-- Travail à faire --
1: Résumez l'extrait du document en deux phrases.
2: Dans les enregistrements, reprenez les lignes qui vont de celle contenant « participant-tile[interactable]: Ivanilda Mourato » jusqu'à celle contenant « avatar xyxy=(336,600,402,666) » incluse, en remplaçant « mic-off-icon » par « muted-mic-icon » sans rien changer d'autre.

Concessions hydroélectriques : les points d’attention sur la mise en concurrence

Vice-président du pôle Énergie de l’Académie des technologies

Vice-président du pôle Énergie de l’Académie des technologies
Ancien vice-président de la commission internationale des grands barrages

Lorsque le groupe EDF a été constitué en 1946, une de ses missions était d’accélérer le développement de la production hydroélectrique, « la houille blanche », pour sortir lentement mais sûrement de la houille noire... En accélérant le développement de la production hydroélectrique, EDF s’inscrivait dans une ancienne tradition dont le régime juridique avait été institué par la loi du 16 octobre 1919, en pleine reconstruction nationale, pour les centrales de puissance supérieure à 4,5 MW (ce qui était technologiquement une puissance élevée pour l’époque). Qu’en est-il aujourd’hui ?

État des lieux des concessions hydroélectriques en France

La plupart des concessions hydrauliques ont été historiquement attribuées pour une durée de 75 ans. A l’issue de cette période, les biens en concession font retour à l’État qui peut renouveler la concession ou l’attribuer à un autre opérateur.

-- Lignes de données --
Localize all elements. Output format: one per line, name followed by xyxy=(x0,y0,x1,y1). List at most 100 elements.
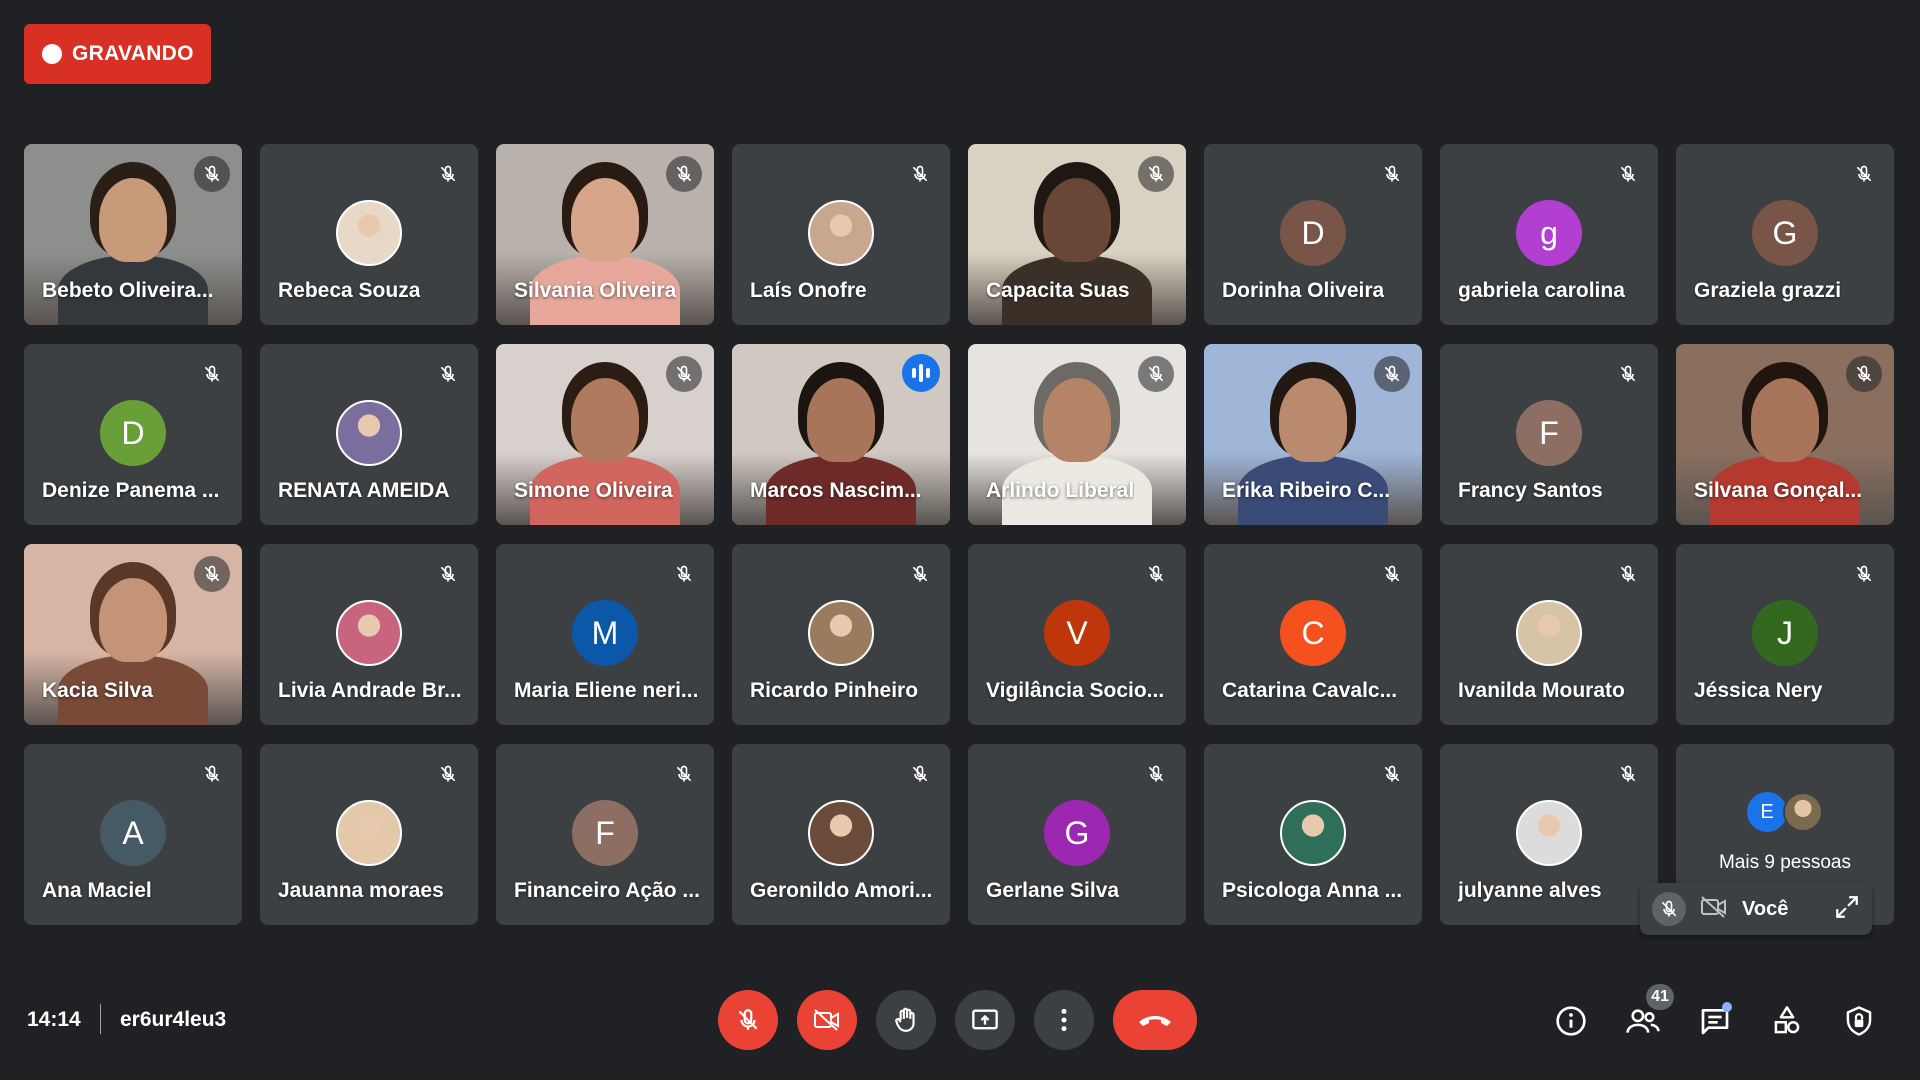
participant-tile[interactable]: Ivanilda Mourato xyxy=(1440,544,1658,725)
mic-off-icon xyxy=(1846,156,1882,192)
participant-tile[interactable]: G Gerlane Silva xyxy=(968,744,1186,925)
participant-tile[interactable]: C Catarina Cavalc... xyxy=(1204,544,1422,725)
mic-off-icon xyxy=(1138,756,1174,792)
participant-tile[interactable]: A Ana Maciel xyxy=(24,744,242,925)
camera-toggle-button[interactable] xyxy=(797,990,857,1050)
avatar: G xyxy=(1044,800,1110,866)
mic-off-icon xyxy=(1610,356,1646,392)
participant-tile[interactable]: Geronildo Amori... xyxy=(732,744,950,925)
info-button[interactable] xyxy=(1548,998,1594,1044)
mic-off-icon xyxy=(666,556,702,592)
participant-tile[interactable]: Livia Andrade Br... xyxy=(260,544,478,725)
expand-icon[interactable] xyxy=(1834,894,1860,925)
participant-name: Jauanna moraes xyxy=(278,879,444,902)
host-controls-button[interactable] xyxy=(1836,998,1882,1044)
participant-tile[interactable]: julyanne alves xyxy=(1440,744,1658,925)
participant-tile[interactable]: Simone Oliveira xyxy=(496,344,714,525)
participant-name: Bebeto Oliveira... xyxy=(42,279,214,302)
bottom-bar: 14:14 er6ur4leu3 41 xyxy=(0,980,1920,1060)
mic-off-icon xyxy=(1138,356,1174,392)
more-options-button[interactable] xyxy=(1034,990,1094,1050)
participant-tile[interactable]: J Jéssica Nery xyxy=(1676,544,1894,725)
avatar: F xyxy=(572,800,638,866)
participant-name: Geronildo Amori... xyxy=(750,879,933,902)
present-screen-button[interactable] xyxy=(955,990,1015,1050)
participant-tile[interactable]: G Graziela grazzi xyxy=(1676,144,1894,325)
participant-tile[interactable]: D Dorinha Oliveira xyxy=(1204,144,1422,325)
participant-grid: Bebeto Oliveira... Rebeca Souza Silvania O… xyxy=(24,144,1896,925)
activities-button[interactable] xyxy=(1764,998,1810,1044)
participant-tile[interactable]: Erika Ribeiro C... xyxy=(1204,344,1422,525)
participant-name: Catarina Cavalc... xyxy=(1222,679,1398,702)
participant-tile[interactable]: Kacia Silva xyxy=(24,544,242,725)
mic-off-icon xyxy=(1374,156,1410,192)
avatar xyxy=(336,600,402,666)
participant-name: Laís Onofre xyxy=(750,279,867,302)
avatar xyxy=(808,600,874,666)
raise-hand-icon xyxy=(895,1007,915,1032)
mic-toggle-button[interactable] xyxy=(718,990,778,1050)
participant-name: Ana Maciel xyxy=(42,879,152,902)
participant-name: Kacia Silva xyxy=(42,679,153,702)
side-panel-controls: 41 xyxy=(1548,984,1882,1044)
participant-tile[interactable]: F Financeiro Ação ... xyxy=(496,744,714,925)
participant-name: Vigilância Socio... xyxy=(986,679,1165,702)
self-view-bar[interactable]: Você xyxy=(1640,883,1872,935)
end-call-icon xyxy=(1139,1016,1171,1026)
participant-tile[interactable]: Ricardo Pinheiro xyxy=(732,544,950,725)
participant-tile[interactable]: M Maria Eliene neri... xyxy=(496,544,714,725)
avatar: g xyxy=(1516,200,1582,266)
avatar: C xyxy=(1280,600,1346,666)
avatar: F xyxy=(1516,400,1582,466)
host-controls-icon xyxy=(1846,1006,1872,1036)
mic-off-icon xyxy=(666,356,702,392)
participant-tile[interactable]: Psicologa Anna ... xyxy=(1204,744,1422,925)
avatar xyxy=(808,200,874,266)
mic-off-icon xyxy=(430,556,466,592)
participant-tile[interactable]: V Vigilância Socio... xyxy=(968,544,1186,725)
participant-name: Graziela grazzi xyxy=(1694,279,1842,302)
more-options-icon xyxy=(1061,1008,1067,1032)
participant-tile[interactable]: D Denize Panema ... xyxy=(24,344,242,525)
avatar xyxy=(808,800,874,866)
participant-tile[interactable]: Silvana Gonçal... xyxy=(1676,344,1894,525)
mic-off-icon xyxy=(430,356,466,392)
avatar xyxy=(1783,792,1823,832)
participant-name: Arlindo Liberal xyxy=(986,479,1135,502)
mic-off-icon xyxy=(902,156,938,192)
participant-tile[interactable]: RENATA AMEIDA xyxy=(260,344,478,525)
avatar: E xyxy=(1747,792,1787,832)
speaking-indicator-icon xyxy=(902,354,940,392)
avatar: D xyxy=(1280,200,1346,266)
mic-off-icon xyxy=(194,356,230,392)
participant-tile[interactable]: Rebeca Souza xyxy=(260,144,478,325)
participant-tile[interactable]: Bebeto Oliveira... xyxy=(24,144,242,325)
participant-tile[interactable]: F Francy Santos xyxy=(1440,344,1658,525)
chat-button[interactable] xyxy=(1692,998,1738,1044)
participant-name: Livia Andrade Br... xyxy=(278,679,462,702)
self-camera-off-icon[interactable] xyxy=(1700,894,1728,925)
people-icon xyxy=(1626,1009,1660,1033)
people-button[interactable]: 41 xyxy=(1620,984,1674,1044)
record-dot-icon xyxy=(42,44,62,64)
participant-tile[interactable]: Capacita Suas xyxy=(968,144,1186,325)
participant-name: Denize Panema ... xyxy=(42,479,220,502)
raise-hand-button[interactable] xyxy=(876,990,936,1050)
participant-tile[interactable]: Silvania Oliveira xyxy=(496,144,714,325)
participant-tile[interactable]: Arlindo Liberal xyxy=(968,344,1186,525)
mic-off-icon xyxy=(902,556,938,592)
avatar xyxy=(336,800,402,866)
recording-label: GRAVANDO xyxy=(72,42,194,65)
participant-tile[interactable]: Laís Onofre xyxy=(732,144,950,325)
mic-off-icon xyxy=(430,756,466,792)
participant-name: Ivanilda Mourato xyxy=(1458,679,1625,702)
mic-off-icon xyxy=(194,756,230,792)
mic-off-icon xyxy=(1138,556,1174,592)
participant-tile[interactable]: Marcos Nascim... xyxy=(732,344,950,525)
participant-tile[interactable]: g gabriela carolina xyxy=(1440,144,1658,325)
clock: 14:14 xyxy=(27,1008,81,1031)
avatar: V xyxy=(1044,600,1110,666)
participant-name: julyanne alves xyxy=(1458,879,1602,902)
end-call-button[interactable] xyxy=(1113,990,1197,1050)
participant-tile[interactable]: Jauanna moraes xyxy=(260,744,478,925)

-- Réponses aux tâches --
1: Lors de sa constitution en 1946, le groupe EDF avait notamment pour mission d'accélérer le développement de la production hydroélectrique, s'inscrivant ainsi dans une tradition dont le régime juridique avait été institué par la loi du 16 octobre 1919 pour les centrales de puissance supérieure à 4,5 MW. La plupart des concessions hydrauliques ont été attribuées pour une durée de 75 ans, à l'issue de laquelle les biens font retour à l'État, qui peut renouveler la concession ou l'attribuer à un autre opérateur.

2:
participant-tile[interactable]: Ivanilda Mourato xyxy=(1440,544,1658,725)
muted-mic-icon xyxy=(1846,156,1882,192)
participant-tile[interactable]: G Gerlane Silva xyxy=(968,744,1186,925)
participant-tile[interactable]: C Catarina Cavalc... xyxy=(1204,544,1422,725)
muted-mic-icon xyxy=(1138,756,1174,792)
participant-tile[interactable]: A Ana Maciel xyxy=(24,744,242,925)
camera-toggle-button[interactable] xyxy=(797,990,857,1050)
avatar: G xyxy=(1044,800,1110,866)
muted-mic-icon xyxy=(1610,356,1646,392)
participant-tile[interactable]: Geronildo Amori... xyxy=(732,744,950,925)
info-button[interactable] xyxy=(1548,998,1594,1044)
muted-mic-icon xyxy=(666,556,702,592)
participant-tile[interactable]: Livia Andrade Br... xyxy=(260,544,478,725)
expand-icon[interactable] xyxy=(1834,894,1860,925)
participant-name: Jauanna moraes xyxy=(278,879,444,902)
host-controls-button[interactable] xyxy=(1836,998,1882,1044)
participant-tile[interactable]: julyanne alves xyxy=(1440,744,1658,925)
participant-tile[interactable]: Simone Oliveira xyxy=(496,344,714,525)
participant-name: Bebeto Oliveira... xyxy=(42,279,214,302)
bottom-bar: 14:14 er6ur4leu3 41 xyxy=(0,980,1920,1060)
muted-mic-icon xyxy=(1138,356,1174,392)
more-options-button[interactable] xyxy=(1034,990,1094,1050)
participant-tile[interactable]: J Jéssica Nery xyxy=(1676,544,1894,725)
avatar: F xyxy=(572,800,638,866)
participant-name: Geronildo Amori... xyxy=(750,879,933,902)
present-screen-button[interactable] xyxy=(955,990,1015,1050)
participant-tile[interactable]: G Graziela grazzi xyxy=(1676,144,1894,325)
participant-tile[interactable]: D Dorinha Oliveira xyxy=(1204,144,1422,325)
participant-grid: Bebeto Oliveira... Rebeca Souza Silvania O… xyxy=(24,144,1896,925)
activities-button[interactable] xyxy=(1764,998,1810,1044)
participant-tile[interactable]: Erika Ribeiro C... xyxy=(1204,344,1422,525)
participant-name: Catarina Cavalc... xyxy=(1222,679,1398,702)
participant-tile[interactable]: Kacia Silva xyxy=(24,544,242,725)
muted-mic-icon xyxy=(1374,156,1410,192)
avatar xyxy=(336,600,402,666)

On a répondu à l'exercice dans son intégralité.